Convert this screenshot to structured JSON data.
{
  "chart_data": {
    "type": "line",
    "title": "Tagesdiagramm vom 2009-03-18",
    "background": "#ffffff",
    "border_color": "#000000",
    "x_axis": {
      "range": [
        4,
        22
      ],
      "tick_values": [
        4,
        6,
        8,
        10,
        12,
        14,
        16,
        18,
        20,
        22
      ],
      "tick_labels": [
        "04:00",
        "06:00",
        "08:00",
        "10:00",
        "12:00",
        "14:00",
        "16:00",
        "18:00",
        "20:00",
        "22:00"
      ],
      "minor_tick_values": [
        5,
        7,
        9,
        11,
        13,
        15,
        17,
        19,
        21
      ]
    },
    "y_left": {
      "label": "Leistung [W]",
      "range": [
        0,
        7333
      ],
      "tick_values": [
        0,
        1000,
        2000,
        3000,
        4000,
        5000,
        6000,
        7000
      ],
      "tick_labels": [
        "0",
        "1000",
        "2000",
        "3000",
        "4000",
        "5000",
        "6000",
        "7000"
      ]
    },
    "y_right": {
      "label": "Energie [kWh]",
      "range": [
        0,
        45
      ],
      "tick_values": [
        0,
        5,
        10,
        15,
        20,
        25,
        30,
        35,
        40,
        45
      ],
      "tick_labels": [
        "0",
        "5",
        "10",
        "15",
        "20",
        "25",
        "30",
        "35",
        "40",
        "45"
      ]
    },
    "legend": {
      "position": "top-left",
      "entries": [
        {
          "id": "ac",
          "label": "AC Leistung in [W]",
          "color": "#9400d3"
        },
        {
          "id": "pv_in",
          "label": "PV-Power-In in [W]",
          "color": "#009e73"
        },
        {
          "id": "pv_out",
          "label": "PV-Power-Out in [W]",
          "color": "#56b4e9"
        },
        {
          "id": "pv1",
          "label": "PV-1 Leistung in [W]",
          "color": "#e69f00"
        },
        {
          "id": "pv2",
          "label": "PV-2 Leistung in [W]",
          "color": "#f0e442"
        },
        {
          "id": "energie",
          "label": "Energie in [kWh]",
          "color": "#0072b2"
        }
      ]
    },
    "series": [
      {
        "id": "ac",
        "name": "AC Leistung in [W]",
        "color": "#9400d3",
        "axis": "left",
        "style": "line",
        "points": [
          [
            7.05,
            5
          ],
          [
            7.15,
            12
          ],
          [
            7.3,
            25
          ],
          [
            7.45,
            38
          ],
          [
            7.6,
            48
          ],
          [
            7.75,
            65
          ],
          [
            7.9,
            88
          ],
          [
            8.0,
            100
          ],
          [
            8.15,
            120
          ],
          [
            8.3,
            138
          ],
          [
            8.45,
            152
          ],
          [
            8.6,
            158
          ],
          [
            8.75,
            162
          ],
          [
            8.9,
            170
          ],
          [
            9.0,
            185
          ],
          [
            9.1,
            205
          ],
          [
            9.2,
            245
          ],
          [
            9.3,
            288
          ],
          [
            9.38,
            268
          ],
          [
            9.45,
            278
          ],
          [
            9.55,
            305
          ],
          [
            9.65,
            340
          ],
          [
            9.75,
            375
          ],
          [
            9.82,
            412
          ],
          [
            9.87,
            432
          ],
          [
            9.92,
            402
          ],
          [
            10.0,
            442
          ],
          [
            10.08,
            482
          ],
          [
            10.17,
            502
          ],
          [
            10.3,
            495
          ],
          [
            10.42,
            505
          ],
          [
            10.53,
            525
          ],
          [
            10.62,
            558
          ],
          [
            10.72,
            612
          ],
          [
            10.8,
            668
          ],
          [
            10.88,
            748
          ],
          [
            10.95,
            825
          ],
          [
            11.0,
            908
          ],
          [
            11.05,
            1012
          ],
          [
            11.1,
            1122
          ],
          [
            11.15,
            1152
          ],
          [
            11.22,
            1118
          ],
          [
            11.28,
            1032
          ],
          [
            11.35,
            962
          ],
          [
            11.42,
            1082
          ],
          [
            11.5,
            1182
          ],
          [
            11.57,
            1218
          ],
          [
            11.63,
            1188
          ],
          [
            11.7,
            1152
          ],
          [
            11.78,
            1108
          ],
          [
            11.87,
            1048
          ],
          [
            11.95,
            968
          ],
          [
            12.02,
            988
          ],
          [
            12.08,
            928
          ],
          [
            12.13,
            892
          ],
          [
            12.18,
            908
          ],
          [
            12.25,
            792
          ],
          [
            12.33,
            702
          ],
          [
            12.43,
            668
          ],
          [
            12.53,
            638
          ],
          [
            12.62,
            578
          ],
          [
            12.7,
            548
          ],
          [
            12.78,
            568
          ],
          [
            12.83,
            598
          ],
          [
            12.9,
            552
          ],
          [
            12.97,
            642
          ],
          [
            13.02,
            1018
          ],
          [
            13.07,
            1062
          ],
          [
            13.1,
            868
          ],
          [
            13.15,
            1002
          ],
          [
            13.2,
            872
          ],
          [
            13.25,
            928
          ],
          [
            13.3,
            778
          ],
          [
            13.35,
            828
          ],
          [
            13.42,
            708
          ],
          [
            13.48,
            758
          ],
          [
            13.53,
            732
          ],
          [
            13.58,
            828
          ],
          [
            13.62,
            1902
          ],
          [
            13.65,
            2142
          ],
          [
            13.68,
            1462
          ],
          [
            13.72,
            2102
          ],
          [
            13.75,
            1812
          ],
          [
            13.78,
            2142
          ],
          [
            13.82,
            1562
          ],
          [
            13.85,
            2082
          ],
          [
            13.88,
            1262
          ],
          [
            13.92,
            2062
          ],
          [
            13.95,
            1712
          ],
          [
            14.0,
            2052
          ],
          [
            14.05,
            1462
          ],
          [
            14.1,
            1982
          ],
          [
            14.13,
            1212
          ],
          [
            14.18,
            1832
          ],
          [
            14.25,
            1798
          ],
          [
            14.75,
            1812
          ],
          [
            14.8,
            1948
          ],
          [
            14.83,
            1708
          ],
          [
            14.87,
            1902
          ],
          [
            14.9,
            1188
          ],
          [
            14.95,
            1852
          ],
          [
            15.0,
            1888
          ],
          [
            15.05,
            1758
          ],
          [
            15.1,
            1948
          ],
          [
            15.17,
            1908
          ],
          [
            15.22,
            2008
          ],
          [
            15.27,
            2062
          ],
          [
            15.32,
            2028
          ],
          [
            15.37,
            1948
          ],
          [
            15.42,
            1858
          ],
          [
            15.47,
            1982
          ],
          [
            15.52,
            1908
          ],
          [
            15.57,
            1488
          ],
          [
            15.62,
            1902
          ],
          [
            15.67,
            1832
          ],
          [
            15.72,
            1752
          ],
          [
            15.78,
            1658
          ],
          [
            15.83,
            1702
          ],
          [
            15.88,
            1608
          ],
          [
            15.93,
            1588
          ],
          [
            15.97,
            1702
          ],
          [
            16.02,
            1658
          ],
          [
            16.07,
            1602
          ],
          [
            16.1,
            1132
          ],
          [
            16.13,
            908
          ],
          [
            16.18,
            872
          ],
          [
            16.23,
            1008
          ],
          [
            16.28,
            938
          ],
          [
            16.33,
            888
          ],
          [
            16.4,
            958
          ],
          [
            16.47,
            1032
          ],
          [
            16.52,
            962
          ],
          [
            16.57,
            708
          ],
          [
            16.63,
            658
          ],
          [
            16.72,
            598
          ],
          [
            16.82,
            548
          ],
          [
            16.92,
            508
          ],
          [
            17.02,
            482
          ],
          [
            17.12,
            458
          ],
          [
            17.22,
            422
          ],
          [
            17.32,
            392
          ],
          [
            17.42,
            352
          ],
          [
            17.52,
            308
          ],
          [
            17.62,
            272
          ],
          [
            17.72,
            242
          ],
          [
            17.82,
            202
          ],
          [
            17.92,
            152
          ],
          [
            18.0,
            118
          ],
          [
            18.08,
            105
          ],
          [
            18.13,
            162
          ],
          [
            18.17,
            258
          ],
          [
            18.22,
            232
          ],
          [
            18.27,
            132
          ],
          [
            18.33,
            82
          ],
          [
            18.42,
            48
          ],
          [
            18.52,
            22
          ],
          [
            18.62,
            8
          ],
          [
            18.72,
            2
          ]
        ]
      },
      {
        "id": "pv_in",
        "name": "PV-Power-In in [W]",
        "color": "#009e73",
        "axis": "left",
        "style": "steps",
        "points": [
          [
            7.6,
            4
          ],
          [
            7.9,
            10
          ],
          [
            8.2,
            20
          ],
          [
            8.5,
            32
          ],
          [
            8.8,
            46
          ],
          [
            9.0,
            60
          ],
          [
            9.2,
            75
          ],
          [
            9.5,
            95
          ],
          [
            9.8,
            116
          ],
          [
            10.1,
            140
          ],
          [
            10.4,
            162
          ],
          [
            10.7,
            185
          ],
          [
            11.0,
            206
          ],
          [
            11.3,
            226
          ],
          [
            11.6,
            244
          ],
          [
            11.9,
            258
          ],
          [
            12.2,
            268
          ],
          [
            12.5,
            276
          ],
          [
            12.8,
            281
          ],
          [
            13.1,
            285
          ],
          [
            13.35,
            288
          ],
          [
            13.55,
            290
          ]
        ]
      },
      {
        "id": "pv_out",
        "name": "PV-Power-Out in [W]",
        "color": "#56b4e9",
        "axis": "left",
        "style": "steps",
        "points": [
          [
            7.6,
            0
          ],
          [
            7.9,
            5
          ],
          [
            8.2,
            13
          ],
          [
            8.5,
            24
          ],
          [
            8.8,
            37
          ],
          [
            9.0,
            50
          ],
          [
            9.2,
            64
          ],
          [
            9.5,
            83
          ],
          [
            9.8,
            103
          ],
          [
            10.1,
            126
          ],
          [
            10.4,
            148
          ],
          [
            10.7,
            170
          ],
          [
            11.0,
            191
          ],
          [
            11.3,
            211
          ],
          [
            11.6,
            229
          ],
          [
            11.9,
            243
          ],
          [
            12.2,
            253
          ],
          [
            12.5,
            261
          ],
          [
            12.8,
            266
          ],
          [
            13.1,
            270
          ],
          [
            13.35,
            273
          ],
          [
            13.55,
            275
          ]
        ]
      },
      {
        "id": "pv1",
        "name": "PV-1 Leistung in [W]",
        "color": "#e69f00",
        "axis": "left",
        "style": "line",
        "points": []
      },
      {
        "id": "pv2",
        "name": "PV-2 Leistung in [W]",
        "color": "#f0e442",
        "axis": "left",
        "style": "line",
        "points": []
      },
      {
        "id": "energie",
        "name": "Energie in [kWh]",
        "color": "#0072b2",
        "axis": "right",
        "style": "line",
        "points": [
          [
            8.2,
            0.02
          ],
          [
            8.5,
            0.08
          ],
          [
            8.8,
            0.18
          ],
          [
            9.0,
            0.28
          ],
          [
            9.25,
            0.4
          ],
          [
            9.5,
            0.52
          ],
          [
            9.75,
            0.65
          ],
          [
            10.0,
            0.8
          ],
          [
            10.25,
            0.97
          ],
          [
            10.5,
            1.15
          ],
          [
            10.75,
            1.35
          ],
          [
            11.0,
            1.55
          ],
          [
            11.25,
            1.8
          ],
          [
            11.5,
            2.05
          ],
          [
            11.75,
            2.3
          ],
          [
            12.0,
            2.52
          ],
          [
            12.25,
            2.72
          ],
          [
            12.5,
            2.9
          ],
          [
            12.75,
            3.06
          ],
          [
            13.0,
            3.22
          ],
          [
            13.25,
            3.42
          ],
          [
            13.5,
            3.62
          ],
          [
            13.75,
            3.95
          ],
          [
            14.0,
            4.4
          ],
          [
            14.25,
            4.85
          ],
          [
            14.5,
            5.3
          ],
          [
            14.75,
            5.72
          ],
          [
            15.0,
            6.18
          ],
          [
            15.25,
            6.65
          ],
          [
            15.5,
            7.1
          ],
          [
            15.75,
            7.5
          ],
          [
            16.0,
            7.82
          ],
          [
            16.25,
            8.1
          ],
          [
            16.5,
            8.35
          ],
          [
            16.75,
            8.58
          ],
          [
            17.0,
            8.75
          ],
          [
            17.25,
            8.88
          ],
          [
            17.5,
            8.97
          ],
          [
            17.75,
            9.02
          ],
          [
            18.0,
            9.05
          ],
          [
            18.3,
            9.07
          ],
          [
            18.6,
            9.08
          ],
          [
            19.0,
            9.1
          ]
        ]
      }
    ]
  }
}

********************

### [Task to complete]
Of the lines in the data, how many contain the word "Power"? Provide the number and nothing further.

### [Written answer]
4